→ Task
Output each entry that follows exactly. Images stay out.

→ Records from a data collection

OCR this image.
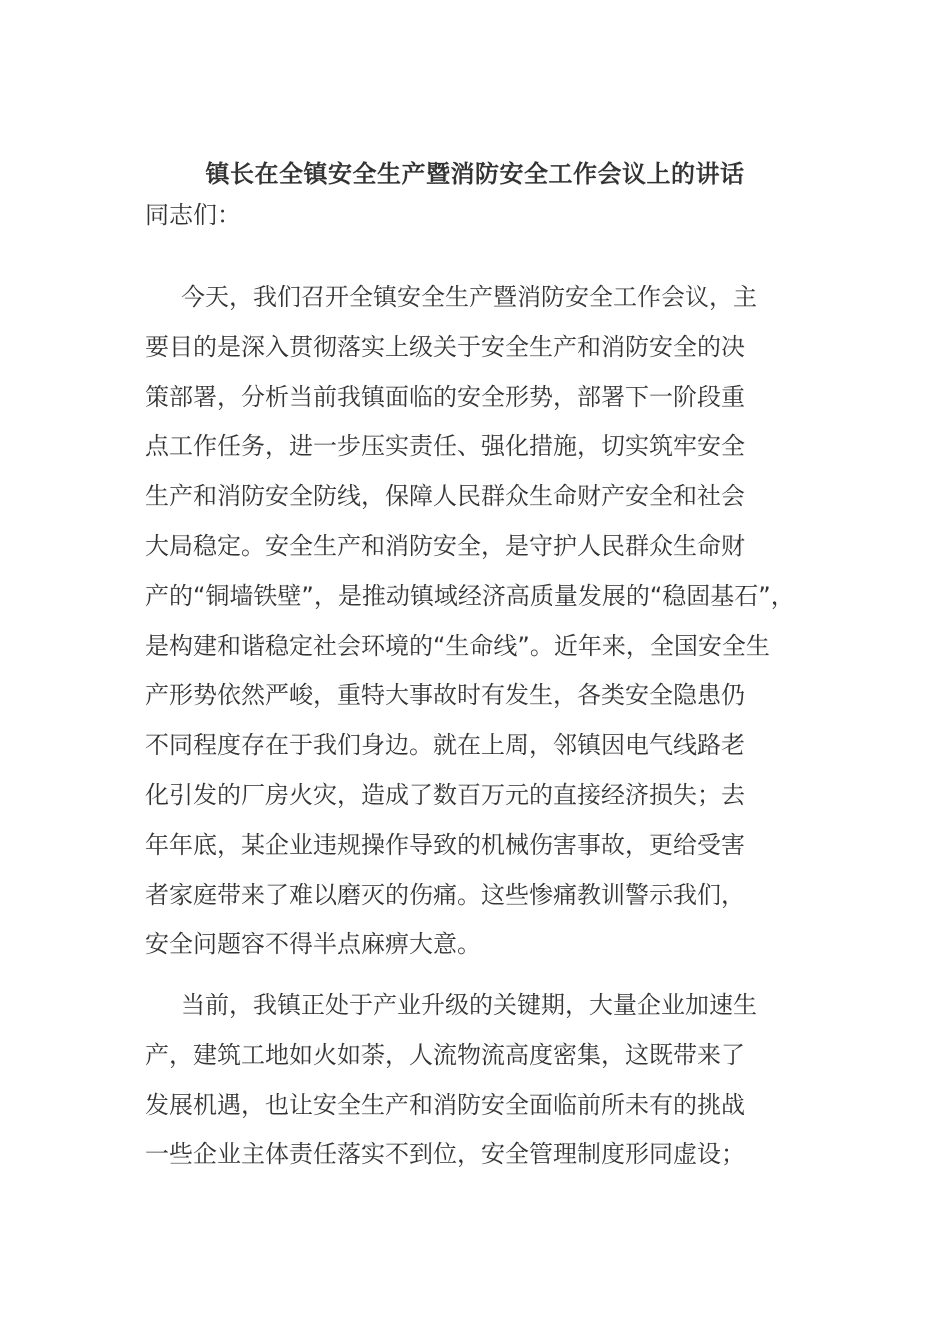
镇长在全镇安全生产暨消防安全工作会议上的讲话
同志们：
今天，我们召开全镇安全生产暨消防安全工作会议，主
要目的是深入贯彻落实上级关于安全生产和消防安全的决
策部署，分析当前我镇面临的安全形势，部署下一阶段重
点工作任务，进一步压实责任、强化措施，切实筑牢安全
生产和消防安全防线，保障人民群众生命财产安全和社会
大局稳定。安全生产和消防安全，是守护人民群众生命财
产的“铜墙铁壁”，是推动镇域经济高质量发展的“稳固基石”，
是构建和谐稳定社会环境的“生命线”。近年来，全国安全生
产形势依然严峻，重特大事故时有发生，各类安全隐患仍
不同程度存在于我们身边。就在上周，邻镇因电气线路老
化引发的厂房火灾，造成了数百万元的直接经济损失；去
年年底，某企业违规操作导致的机械伤害事故，更给受害
者家庭带来了难以磨灭的伤痛。这些惨痛教训警示我们，
安全问题容不得半点麻痹大意。
当前，我镇正处于产业升级的关键期，大量企业加速生
产，建筑工地如火如荼，人流物流高度密集，这既带来了
发展机遇，也让安全生产和消防安全面临前所未有的挑战
一些企业主体责任落实不到位，安全管理制度形同虚设；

→ The result
OCR this image.
镇长在全镇安全生产暨消防安全工作会议上的讲话
同志们：
今天，我们召开全镇安全生产暨消防安全工作会议，主
要目的是深入贯彻落实上级关于安全生产和消防安全的决
策部署，分析当前我镇面临的安全形势，部署下一阶段重
点工作任务，进一步压实责任、强化措施，切实筑牢安全
生产和消防安全防线，保障人民群众生命财产安全和社会
大局稳定。安全生产和消防安全，是守护人民群众生命财
产的“铜墙铁壁”，是推动镇域经济高质量发展的“稳固基石”，
是构建和谐稳定社会环境的“生命线”。近年来，全国安全生
产形势依然严峻，重特大事故时有发生，各类安全隐患仍
不同程度存在于我们身边。就在上周，邻镇因电气线路老
化引发的厂房火灾，造成了数百万元的直接经济损失；去
年年底，某企业违规操作导致的机械伤害事故，更给受害
者家庭带来了难以磨灭的伤痛。这些惨痛教训警示我们，
安全问题容不得半点麻痹大意。
当前，我镇正处于产业升级的关键期，大量企业加速生
产，建筑工地如火如荼，人流物流高度密集，这既带来了
发展机遇，也让安全生产和消防安全面临前所未有的挑战
一些企业主体责任落实不到位，安全管理制度形同虚设；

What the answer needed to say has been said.